- _Written instruction_
Wherever the word "protocol" shows up in a line, please copy that line.

Dataset rows:
---*---

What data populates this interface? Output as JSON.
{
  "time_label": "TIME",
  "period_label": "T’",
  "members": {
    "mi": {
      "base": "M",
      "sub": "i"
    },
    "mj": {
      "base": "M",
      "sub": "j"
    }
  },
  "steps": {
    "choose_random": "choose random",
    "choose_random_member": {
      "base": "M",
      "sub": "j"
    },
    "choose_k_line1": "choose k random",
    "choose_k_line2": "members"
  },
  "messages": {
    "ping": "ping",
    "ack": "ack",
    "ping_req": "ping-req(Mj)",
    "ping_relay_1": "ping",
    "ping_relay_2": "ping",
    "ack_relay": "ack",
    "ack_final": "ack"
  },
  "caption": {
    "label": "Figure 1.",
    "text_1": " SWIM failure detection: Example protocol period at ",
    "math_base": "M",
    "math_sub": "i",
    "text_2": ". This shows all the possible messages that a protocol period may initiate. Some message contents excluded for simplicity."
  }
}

---*---

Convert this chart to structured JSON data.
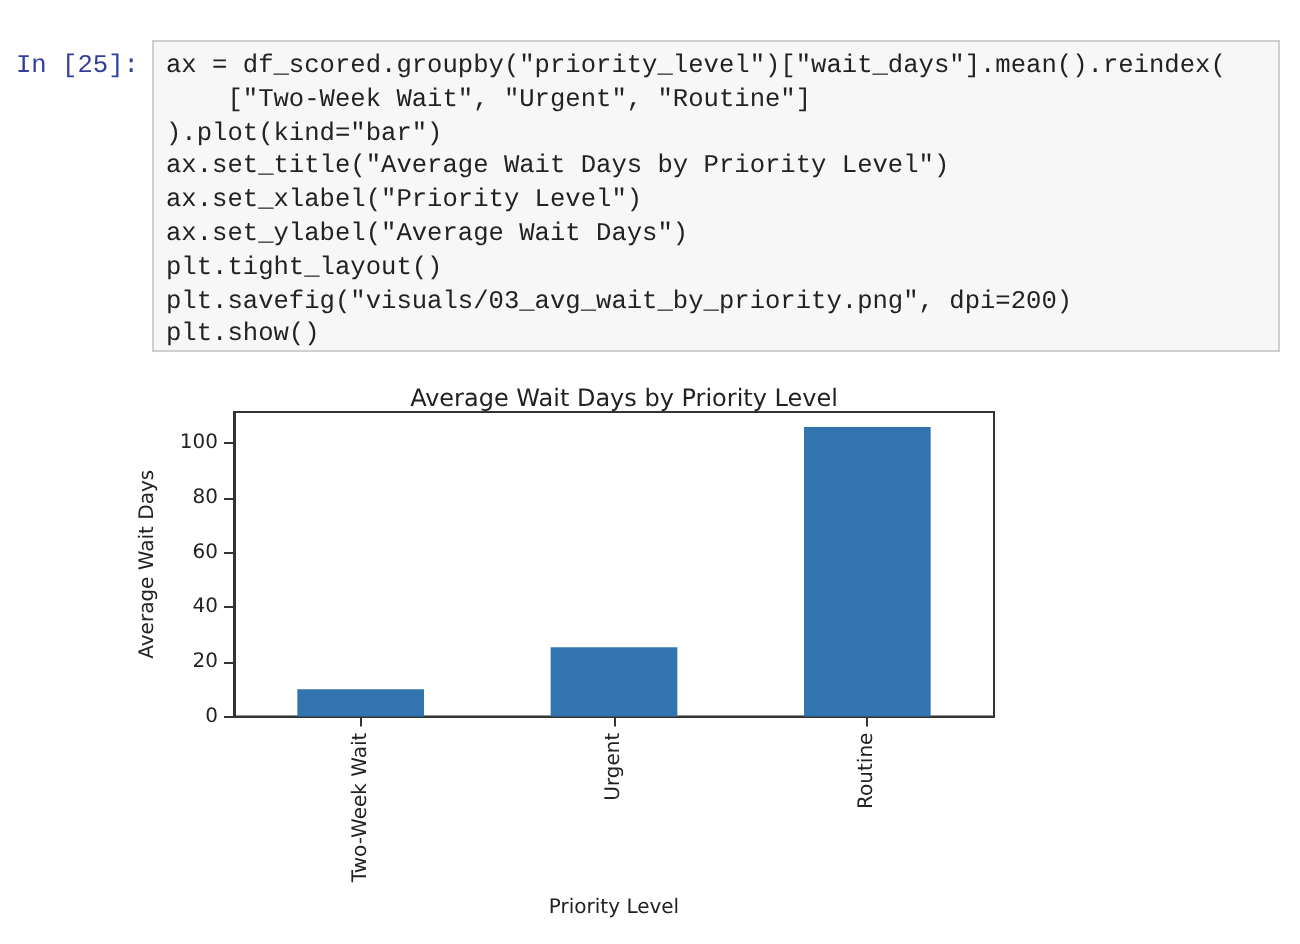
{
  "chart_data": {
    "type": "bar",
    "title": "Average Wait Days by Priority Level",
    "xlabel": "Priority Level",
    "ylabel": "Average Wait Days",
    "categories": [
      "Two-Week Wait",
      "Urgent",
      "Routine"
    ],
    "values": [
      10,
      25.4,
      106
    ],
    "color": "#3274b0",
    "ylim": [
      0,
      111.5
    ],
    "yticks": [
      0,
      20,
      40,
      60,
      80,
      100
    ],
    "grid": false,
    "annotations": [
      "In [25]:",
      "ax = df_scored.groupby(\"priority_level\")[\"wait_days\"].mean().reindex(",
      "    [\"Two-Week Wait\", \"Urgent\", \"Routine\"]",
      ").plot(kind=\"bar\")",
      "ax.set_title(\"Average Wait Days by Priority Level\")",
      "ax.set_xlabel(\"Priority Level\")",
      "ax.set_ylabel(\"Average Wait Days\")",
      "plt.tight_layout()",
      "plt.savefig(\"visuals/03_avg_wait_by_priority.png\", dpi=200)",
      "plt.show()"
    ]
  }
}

---*---

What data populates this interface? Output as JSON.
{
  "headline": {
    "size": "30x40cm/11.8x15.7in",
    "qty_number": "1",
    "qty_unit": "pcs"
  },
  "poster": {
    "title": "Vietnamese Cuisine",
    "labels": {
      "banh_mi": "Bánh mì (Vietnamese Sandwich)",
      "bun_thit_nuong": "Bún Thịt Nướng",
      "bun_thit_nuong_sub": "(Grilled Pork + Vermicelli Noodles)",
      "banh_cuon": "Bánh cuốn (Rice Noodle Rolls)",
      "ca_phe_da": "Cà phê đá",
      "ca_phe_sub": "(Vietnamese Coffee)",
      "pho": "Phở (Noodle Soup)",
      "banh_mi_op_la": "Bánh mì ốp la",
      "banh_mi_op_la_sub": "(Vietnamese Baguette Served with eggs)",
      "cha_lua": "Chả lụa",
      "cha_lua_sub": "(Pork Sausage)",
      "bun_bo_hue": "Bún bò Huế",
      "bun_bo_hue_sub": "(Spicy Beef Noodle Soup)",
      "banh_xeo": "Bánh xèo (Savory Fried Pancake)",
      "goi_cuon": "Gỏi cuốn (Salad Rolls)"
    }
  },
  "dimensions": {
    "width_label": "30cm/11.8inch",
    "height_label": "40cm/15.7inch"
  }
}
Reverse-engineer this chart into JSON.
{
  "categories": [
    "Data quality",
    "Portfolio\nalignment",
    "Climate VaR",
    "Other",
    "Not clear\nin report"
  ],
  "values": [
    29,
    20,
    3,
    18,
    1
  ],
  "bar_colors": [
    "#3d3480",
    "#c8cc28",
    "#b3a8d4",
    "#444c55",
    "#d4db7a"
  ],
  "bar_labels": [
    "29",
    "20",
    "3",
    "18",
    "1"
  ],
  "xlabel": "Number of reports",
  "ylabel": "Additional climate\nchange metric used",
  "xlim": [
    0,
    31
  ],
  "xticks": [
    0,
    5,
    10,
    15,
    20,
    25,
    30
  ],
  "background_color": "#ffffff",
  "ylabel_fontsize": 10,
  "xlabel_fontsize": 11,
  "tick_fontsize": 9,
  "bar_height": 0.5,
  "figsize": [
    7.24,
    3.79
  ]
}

---*---

- _Answer for this exercise_
    "text_1": " SWIM failure detection: Example protocol period at ",
    "text_2": ". This shows all the possible messages that a protocol period may initiate. Some message contents excluded for simplicity."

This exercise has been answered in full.